╭─ DATASET RECORDS

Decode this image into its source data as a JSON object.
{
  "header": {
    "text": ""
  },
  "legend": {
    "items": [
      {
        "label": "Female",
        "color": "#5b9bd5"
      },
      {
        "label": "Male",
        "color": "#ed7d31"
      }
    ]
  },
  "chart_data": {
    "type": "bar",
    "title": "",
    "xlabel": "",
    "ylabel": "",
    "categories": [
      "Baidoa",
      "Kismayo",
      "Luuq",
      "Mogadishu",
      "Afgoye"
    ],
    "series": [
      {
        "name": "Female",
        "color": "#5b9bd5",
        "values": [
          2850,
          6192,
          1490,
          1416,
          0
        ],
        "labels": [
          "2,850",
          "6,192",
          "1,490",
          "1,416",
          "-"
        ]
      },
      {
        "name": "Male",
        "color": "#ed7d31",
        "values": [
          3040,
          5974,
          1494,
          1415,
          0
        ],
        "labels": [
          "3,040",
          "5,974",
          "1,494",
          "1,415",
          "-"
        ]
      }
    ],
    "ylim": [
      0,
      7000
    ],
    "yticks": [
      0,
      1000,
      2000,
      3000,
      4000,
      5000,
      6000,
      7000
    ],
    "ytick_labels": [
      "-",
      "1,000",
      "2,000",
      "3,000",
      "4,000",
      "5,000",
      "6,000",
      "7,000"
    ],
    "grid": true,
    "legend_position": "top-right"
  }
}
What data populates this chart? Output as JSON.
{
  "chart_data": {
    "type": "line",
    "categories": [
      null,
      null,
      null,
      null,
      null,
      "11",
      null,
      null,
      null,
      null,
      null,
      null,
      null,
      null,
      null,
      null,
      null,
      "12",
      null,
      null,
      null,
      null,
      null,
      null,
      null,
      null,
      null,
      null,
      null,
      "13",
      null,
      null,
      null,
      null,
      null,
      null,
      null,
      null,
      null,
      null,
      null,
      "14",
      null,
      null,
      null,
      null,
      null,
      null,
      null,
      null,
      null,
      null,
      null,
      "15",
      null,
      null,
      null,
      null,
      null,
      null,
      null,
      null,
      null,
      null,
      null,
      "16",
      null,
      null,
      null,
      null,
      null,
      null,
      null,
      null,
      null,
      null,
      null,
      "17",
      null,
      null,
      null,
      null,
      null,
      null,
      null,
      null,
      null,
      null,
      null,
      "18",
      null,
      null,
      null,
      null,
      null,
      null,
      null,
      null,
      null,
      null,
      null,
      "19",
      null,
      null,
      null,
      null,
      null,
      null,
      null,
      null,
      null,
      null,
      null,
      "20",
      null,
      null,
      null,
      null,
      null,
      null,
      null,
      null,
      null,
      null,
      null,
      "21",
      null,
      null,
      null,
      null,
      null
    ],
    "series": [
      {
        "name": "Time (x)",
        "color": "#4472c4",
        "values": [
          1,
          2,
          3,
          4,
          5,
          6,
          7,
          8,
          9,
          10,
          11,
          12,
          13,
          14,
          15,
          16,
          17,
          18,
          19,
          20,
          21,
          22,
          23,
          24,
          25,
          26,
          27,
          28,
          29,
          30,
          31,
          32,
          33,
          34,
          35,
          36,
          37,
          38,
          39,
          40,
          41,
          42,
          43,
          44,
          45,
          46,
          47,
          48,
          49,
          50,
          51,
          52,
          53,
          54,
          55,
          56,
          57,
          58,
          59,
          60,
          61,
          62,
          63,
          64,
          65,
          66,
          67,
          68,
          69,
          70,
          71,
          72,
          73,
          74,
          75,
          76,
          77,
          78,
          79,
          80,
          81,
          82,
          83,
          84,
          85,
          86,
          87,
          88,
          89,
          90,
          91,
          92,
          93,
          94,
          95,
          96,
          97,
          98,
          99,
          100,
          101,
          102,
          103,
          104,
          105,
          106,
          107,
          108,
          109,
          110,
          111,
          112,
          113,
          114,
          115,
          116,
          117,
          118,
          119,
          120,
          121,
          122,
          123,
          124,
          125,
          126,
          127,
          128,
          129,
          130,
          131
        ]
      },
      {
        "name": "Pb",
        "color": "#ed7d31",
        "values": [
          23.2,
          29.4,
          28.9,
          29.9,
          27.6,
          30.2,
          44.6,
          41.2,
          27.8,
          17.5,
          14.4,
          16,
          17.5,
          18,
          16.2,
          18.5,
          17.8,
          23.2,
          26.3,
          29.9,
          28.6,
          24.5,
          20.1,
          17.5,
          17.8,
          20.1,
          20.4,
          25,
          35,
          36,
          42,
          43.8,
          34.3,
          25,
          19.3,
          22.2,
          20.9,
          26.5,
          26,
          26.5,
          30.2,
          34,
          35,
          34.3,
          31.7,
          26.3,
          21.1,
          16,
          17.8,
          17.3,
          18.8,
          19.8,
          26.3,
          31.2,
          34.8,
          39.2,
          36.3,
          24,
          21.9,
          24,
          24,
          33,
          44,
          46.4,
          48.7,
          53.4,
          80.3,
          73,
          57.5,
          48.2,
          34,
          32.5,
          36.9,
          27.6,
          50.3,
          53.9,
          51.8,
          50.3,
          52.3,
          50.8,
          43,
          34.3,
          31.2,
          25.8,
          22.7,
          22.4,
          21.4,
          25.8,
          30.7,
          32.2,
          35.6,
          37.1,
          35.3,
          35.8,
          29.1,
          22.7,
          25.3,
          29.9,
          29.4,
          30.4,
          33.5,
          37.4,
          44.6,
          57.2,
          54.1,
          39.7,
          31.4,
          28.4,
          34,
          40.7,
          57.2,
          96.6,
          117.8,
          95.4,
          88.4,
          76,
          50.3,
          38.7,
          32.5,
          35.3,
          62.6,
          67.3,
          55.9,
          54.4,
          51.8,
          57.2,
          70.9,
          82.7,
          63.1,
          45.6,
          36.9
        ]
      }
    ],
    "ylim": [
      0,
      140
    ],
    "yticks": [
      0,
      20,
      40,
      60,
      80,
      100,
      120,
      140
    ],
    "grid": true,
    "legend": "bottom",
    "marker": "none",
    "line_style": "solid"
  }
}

╰─

• **TASK REQUIREMENTS**
Please reproduce each line exactly as written.

• **COMPLETED EXERCISE**
Decode this image into its source data as a JSON object.
{
  "header": {
    "text": ""
  },
  "legend": {
    "items": [
      {
        "label": "Female",
        "color": "#5b9bd5"
      },
      {
        "label": "Male",
        "color": "#ed7d31"
      }
    ]
  },
  "chart_data": {
    "type": "bar",
    "title": "",
    "xlabel": "",
    "ylabel": "",
    "categories": [
      "Baidoa",
      "Kismayo",
      "Luuq",
      "Mogadishu",
      "Afgoye"
    ],
    "series": [
      {
        "name": "Female",
        "color": "#5b9bd5",
        "values": [
          2850,
          6192,
          1490,
          1416,
          0
        ],
        "labels": [
          "2,850",
          "6,192",
          "1,490",
          "1,416",
          "-"
        ]
      },
      {
        "name": "Male",
        "color": "#ed7d31",
        "values": [
          3040,
          5974,
          1494,
          1415,
          0
        ],
        "labels": [
          "3,040",
          "5,974",
          "1,494",
          "1,415",
          "-"
        ]
      }
    ],
    "ylim": [
      0,
      7000
    ],
    "yticks": [
      0,
      1000,
      2000,
      3000,
      4000,
      5000,
      6000,
      7000
    ],
    "ytick_labels": [
      "-",
      "1,000",
      "2,000",
      "3,000",
      "4,000",
      "5,000",
      "6,000",
      "7,000"
    ],
    "grid": true,
    "legend_position": "top-right"
  }
}
What data populates this chart? Output as JSON.
{
  "chart_data": {
    "type": "line",
    "categories": [
      null,
      null,
      null,
      null,
      null,
      "11",
      null,
      null,
      null,
      null,
      null,
      null,
      null,
      null,
      null,
      null,
      null,
      "12",
      null,
      null,
      null,
      null,
      null,
      null,
      null,
      null,
      null,
      null,
      null,
      "13",
      null,
      null,
      null,
      null,
      null,
      null,
      null,
      null,
      null,
      null,
      null,
      "14",
      null,
      null,
      null,
      null,
      null,
      null,
      null,
      null,
      null,
      null,
      null,
      "15",
      null,
      null,
      null,
      null,
      null,
      null,
      null,
      null,
      null,
      null,
      null,
      "16",
      null,
      null,
      null,
      null,
      null,
      null,
      null,
      null,
      null,
      null,
      null,
      "17",
      null,
      null,
      null,
      null,
      null,
      null,
      null,
      null,
      null,
      null,
      null,
      "18",
      null,
      null,
      null,
      null,
      null,
      null,
      null,
      null,
      null,
      null,
      null,
      "19",
      null,
      null,
      null,
      null,
      null,
      null,
      null,
      null,
      null,
      null,
      null,
      "20",
      null,
      null,
      null,
      null,
      null,
      null,
      null,
      null,
      null,
      null,
      null,
      "21",
      null,
      null,
      null,
      null,
      null
    ],
    "series": [
      {
        "name": "Time (x)",
        "color": "#4472c4",
        "values": [
          1,
          2,
          3,
          4,
          5,
          6,
          7,
          8,
          9,
          10,
          11,
          12,
          13,
          14,
          15,
          16,
          17,
          18,
          19,
          20,
          21,
          22,
          23,
          24,
          25,
          26,
          27,
          28,
          29,
          30,
          31,
          32,
          33,
          34,
          35,
          36,
          37,
          38,
          39,
          40,
          41,
          42,
          43,
          44,
          45,
          46,
          47,
          48,
          49,
          50,
          51,
          52,
          53,
          54,
          55,
          56,
          57,
          58,
          59,
          60,
          61,
          62,
          63,
          64,
          65,
          66,
          67,
          68,
          69,
          70,
          71,
          72,
          73,
          74,
          75,
          76,
          77,
          78,
          79,
          80,
          81,
          82,
          83,
          84,
          85,
          86,
          87,
          88,
          89,
          90,
          91,
          92,
          93,
          94,
          95,
          96,
          97,
          98,
          99,
          100,
          101,
          102,
          103,
          104,
          105,
          106,
          107,
          108,
          109,
          110,
          111,
          112,
          113,
          114,
          115,
          116,
          117,
          118,
          119,
          120,
          121,
          122,
          123,
          124,
          125,
          126,
          127,
          128,
          129,
          130,
          131
        ]
      },
      {
        "name": "Pb",
        "color": "#ed7d31",
        "values": [
          23.2,
          29.4,
          28.9,
          29.9,
          27.6,
          30.2,
          44.6,
          41.2,
          27.8,
          17.5,
          14.4,
          16,
          17.5,
          18,
          16.2,
          18.5,
          17.8,
          23.2,
          26.3,
          29.9,
          28.6,
          24.5,
          20.1,
          17.5,
          17.8,
          20.1,
          20.4,
          25,
          35,
          36,
          42,
          43.8,
          34.3,
          25,
          19.3,
          22.2,
          20.9,
          26.5,
          26,
          26.5,
          30.2,
          34,
          35,
          34.3,
          31.7,
          26.3,
          21.1,
          16,
          17.8,
          17.3,
          18.8,
          19.8,
          26.3,
          31.2,
          34.8,
          39.2,
          36.3,
          24,
          21.9,
          24,
          24,
          33,
          44,
          46.4,
          48.7,
          53.4,
          80.3,
          73,
          57.5,
          48.2,
          34,
          32.5,
          36.9,
          27.6,
          50.3,
          53.9,
          51.8,
          50.3,
          52.3,
          50.8,
          43,
          34.3,
          31.2,
          25.8,
          22.7,
          22.4,
          21.4,
          25.8,
          30.7,
          32.2,
          35.6,
          37.1,
          35.3,
          35.8,
          29.1,
          22.7,
          25.3,
          29.9,
          29.4,
          30.4,
          33.5,
          37.4,
          44.6,
          57.2,
          54.1,
          39.7,
          31.4,
          28.4,
          34,
          40.7,
          57.2,
          96.6,
          117.8,
          95.4,
          88.4,
          76,
          50.3,
          38.7,
          32.5,
          35.3,
          62.6,
          67.3,
          55.9,
          54.4,
          51.8,
          57.2,
          70.9,
          82.7,
          63.1,
          45.6,
          36.9
        ]
      }
    ],
    "ylim": [
      0,
      140
    ],
    "yticks": [
      0,
      20,
      40,
      60,
      80,
      100,
      120,
      140
    ],
    "grid": true,
    "legend": "bottom",
    "marker": "none",
    "line_style": "solid"
  }
}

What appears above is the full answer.